- **Material shown**:

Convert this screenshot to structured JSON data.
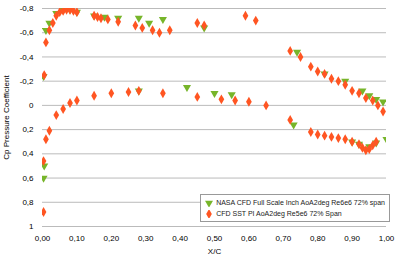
{
  "chart_data": {
    "type": "scatter",
    "x_label": "X/C",
    "y_label": "Cp Pressure Coefficient",
    "xlim": [
      0,
      1
    ],
    "ylim": [
      -0.8,
      1
    ],
    "xticks": [
      {
        "value": 0,
        "label": "0,00"
      },
      {
        "value": 0.1,
        "label": "0,10"
      },
      {
        "value": 0.2,
        "label": "0,20"
      },
      {
        "value": 0.3,
        "label": "0,30"
      },
      {
        "value": 0.4,
        "label": "0,40"
      },
      {
        "value": 0.5,
        "label": "0,50"
      },
      {
        "value": 0.6,
        "label": "0,60"
      },
      {
        "value": 0.7,
        "label": "0,70"
      },
      {
        "value": 0.8,
        "label": "0,80"
      },
      {
        "value": 0.9,
        "label": "0,90"
      },
      {
        "value": 1,
        "label": "1,00"
      }
    ],
    "yticks": [
      {
        "value": -0.8,
        "label": "-0,8"
      },
      {
        "value": -0.6,
        "label": "-0,6"
      },
      {
        "value": -0.4,
        "label": "-0,4"
      },
      {
        "value": -0.2,
        "label": "-0,2"
      },
      0,
      {
        "value": 0.2,
        "label": "0,2"
      },
      {
        "value": 0.4,
        "label": "0,4"
      },
      {
        "value": 0.6,
        "label": "0,6"
      },
      {
        "value": 0.8,
        "label": "0,8"
      },
      1
    ],
    "grid": true,
    "legend": "lower right",
    "series": [
      {
        "name": "NASA CFD Full Scale Inch AoA2deg Re6e6 72% span",
        "color": "#77b52a",
        "marker": "triangle-down",
        "x": [
          0.003,
          0.01,
          0.02,
          0.04,
          0.06,
          0.08,
          0.1,
          0.15,
          0.18,
          0.22,
          0.28,
          0.31,
          0.35,
          0.47,
          0.74,
          0.82,
          0.88,
          0.93,
          0.95,
          0.97,
          0.99,
          0.003,
          0.005,
          0.28,
          0.42,
          0.5,
          0.55,
          0.73,
          0.9,
          0.92,
          0.95,
          0.97,
          1.0
        ],
        "values": [
          -0.24,
          -0.62,
          -0.68,
          -0.76,
          -0.79,
          -0.79,
          -0.77,
          -0.74,
          -0.73,
          -0.72,
          -0.72,
          -0.68,
          -0.71,
          -0.64,
          -0.44,
          -0.26,
          -0.2,
          -0.12,
          -0.08,
          -0.05,
          -0.03,
          0.6,
          0.5,
          -0.12,
          -0.15,
          -0.1,
          -0.09,
          0.16,
          0.3,
          0.32,
          0.34,
          0.31,
          0.28
        ]
      },
      {
        "name": "CFD SST PI AoA2deg Re5e6 72% Span",
        "color": "#ff5522",
        "marker": "diamond",
        "x": [
          0.005,
          0.01,
          0.02,
          0.03,
          0.04,
          0.05,
          0.06,
          0.07,
          0.08,
          0.09,
          0.1,
          0.15,
          0.16,
          0.17,
          0.19,
          0.22,
          0.27,
          0.29,
          0.32,
          0.34,
          0.37,
          0.45,
          0.47,
          0.59,
          0.62,
          0.72,
          0.75,
          0.78,
          0.8,
          0.82,
          0.84,
          0.86,
          0.88,
          0.9,
          0.92,
          0.94,
          0.96,
          0.975,
          0.99,
          0.003,
          0.003,
          0.01,
          0.02,
          0.04,
          0.06,
          0.08,
          0.1,
          0.15,
          0.2,
          0.25,
          0.28,
          0.35,
          0.45,
          0.52,
          0.56,
          0.6,
          0.65,
          0.72,
          0.78,
          0.8,
          0.82,
          0.84,
          0.86,
          0.88,
          0.9,
          0.92,
          0.93,
          0.94,
          0.95,
          0.96,
          0.97
        ],
        "values": [
          -0.25,
          -0.52,
          -0.62,
          -0.68,
          -0.74,
          -0.77,
          -0.78,
          -0.79,
          -0.79,
          -0.78,
          -0.77,
          -0.74,
          -0.73,
          -0.72,
          -0.71,
          -0.69,
          -0.66,
          -0.64,
          -0.62,
          -0.6,
          -0.62,
          -0.68,
          -0.66,
          -0.74,
          -0.7,
          -0.45,
          -0.4,
          -0.32,
          -0.28,
          -0.26,
          -0.22,
          -0.2,
          -0.17,
          -0.12,
          -0.1,
          -0.06,
          -0.04,
          0.0,
          0.05,
          0.46,
          0.88,
          0.28,
          0.21,
          0.08,
          0.03,
          -0.02,
          -0.04,
          -0.08,
          -0.1,
          -0.11,
          -0.12,
          -0.1,
          -0.07,
          -0.05,
          -0.04,
          -0.03,
          0.0,
          0.12,
          0.22,
          0.24,
          0.25,
          0.26,
          0.27,
          0.28,
          0.3,
          0.32,
          0.35,
          0.37,
          0.36,
          0.33,
          0.3
        ]
      }
    ]
  }
}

- **Given request**: The entries above are to be returned exactly, without their pictures.

- **Result of the task**:
Convert this screenshot to structured JSON data.
{
  "chart_data": {
    "type": "scatter",
    "x_label": "X/C",
    "y_label": "Cp Pressure Coefficient",
    "xlim": [
      0,
      1
    ],
    "ylim": [
      -0.8,
      1
    ],
    "xticks": [
      {
        "value": 0,
        "label": "0,00"
      },
      {
        "value": 0.1,
        "label": "0,10"
      },
      {
        "value": 0.2,
        "label": "0,20"
      },
      {
        "value": 0.3,
        "label": "0,30"
      },
      {
        "value": 0.4,
        "label": "0,40"
      },
      {
        "value": 0.5,
        "label": "0,50"
      },
      {
        "value": 0.6,
        "label": "0,60"
      },
      {
        "value": 0.7,
        "label": "0,70"
      },
      {
        "value": 0.8,
        "label": "0,80"
      },
      {
        "value": 0.9,
        "label": "0,90"
      },
      {
        "value": 1,
        "label": "1,00"
      }
    ],
    "yticks": [
      {
        "value": -0.8,
        "label": "-0,8"
      },
      {
        "value": -0.6,
        "label": "-0,6"
      },
      {
        "value": -0.4,
        "label": "-0,4"
      },
      {
        "value": -0.2,
        "label": "-0,2"
      },
      0,
      {
        "value": 0.2,
        "label": "0,2"
      },
      {
        "value": 0.4,
        "label": "0,4"
      },
      {
        "value": 0.6,
        "label": "0,6"
      },
      {
        "value": 0.8,
        "label": "0,8"
      },
      1
    ],
    "grid": true,
    "legend": "lower right",
    "series": [
      {
        "name": "NASA CFD Full Scale Inch AoA2deg Re6e6 72% span",
        "color": "#77b52a",
        "marker": "triangle-down",
        "x": [
          0.003,
          0.01,
          0.02,
          0.04,
          0.06,
          0.08,
          0.1,
          0.15,
          0.18,
          0.22,
          0.28,
          0.31,
          0.35,
          0.47,
          0.74,
          0.82,
          0.88,
          0.93,
          0.95,
          0.97,
          0.99,
          0.003,
          0.005,
          0.28,
          0.42,
          0.5,
          0.55,
          0.73,
          0.9,
          0.92,
          0.95,
          0.97,
          1.0
        ],
        "values": [
          -0.24,
          -0.62,
          -0.68,
          -0.76,
          -0.79,
          -0.79,
          -0.77,
          -0.74,
          -0.73,
          -0.72,
          -0.72,
          -0.68,
          -0.71,
          -0.64,
          -0.44,
          -0.26,
          -0.2,
          -0.12,
          -0.08,
          -0.05,
          -0.03,
          0.6,
          0.5,
          -0.12,
          -0.15,
          -0.1,
          -0.09,
          0.16,
          0.3,
          0.32,
          0.34,
          0.31,
          0.28
        ]
      },
      {
        "name": "CFD SST PI AoA2deg Re5e6 72% Span",
        "color": "#ff5522",
        "marker": "diamond",
        "x": [
          0.005,
          0.01,
          0.02,
          0.03,
          0.04,
          0.05,
          0.06,
          0.07,
          0.08,
          0.09,
          0.1,
          0.15,
          0.16,
          0.17,
          0.19,
          0.22,
          0.27,
          0.29,
          0.32,
          0.34,
          0.37,
          0.45,
          0.47,
          0.59,
          0.62,
          0.72,
          0.75,
          0.78,
          0.8,
          0.82,
          0.84,
          0.86,
          0.88,
          0.9,
          0.92,
          0.94,
          0.96,
          0.975,
          0.99,
          0.003,
          0.003,
          0.01,
          0.02,
          0.04,
          0.06,
          0.08,
          0.1,
          0.15,
          0.2,
          0.25,
          0.28,
          0.35,
          0.45,
          0.52,
          0.56,
          0.6,
          0.65,
          0.72,
          0.78,
          0.8,
          0.82,
          0.84,
          0.86,
          0.88,
          0.9,
          0.92,
          0.93,
          0.94,
          0.95,
          0.96,
          0.97
        ],
        "values": [
          -0.25,
          -0.52,
          -0.62,
          -0.68,
          -0.74,
          -0.77,
          -0.78,
          -0.79,
          -0.79,
          -0.78,
          -0.77,
          -0.74,
          -0.73,
          -0.72,
          -0.71,
          -0.69,
          -0.66,
          -0.64,
          -0.62,
          -0.6,
          -0.62,
          -0.68,
          -0.66,
          -0.74,
          -0.7,
          -0.45,
          -0.4,
          -0.32,
          -0.28,
          -0.26,
          -0.22,
          -0.2,
          -0.17,
          -0.12,
          -0.1,
          -0.06,
          -0.04,
          0.0,
          0.05,
          0.46,
          0.88,
          0.28,
          0.21,
          0.08,
          0.03,
          -0.02,
          -0.04,
          -0.08,
          -0.1,
          -0.11,
          -0.12,
          -0.1,
          -0.07,
          -0.05,
          -0.04,
          -0.03,
          0.0,
          0.12,
          0.22,
          0.24,
          0.25,
          0.26,
          0.27,
          0.28,
          0.3,
          0.32,
          0.35,
          0.37,
          0.36,
          0.33,
          0.3
        ]
      }
    ]
  }
}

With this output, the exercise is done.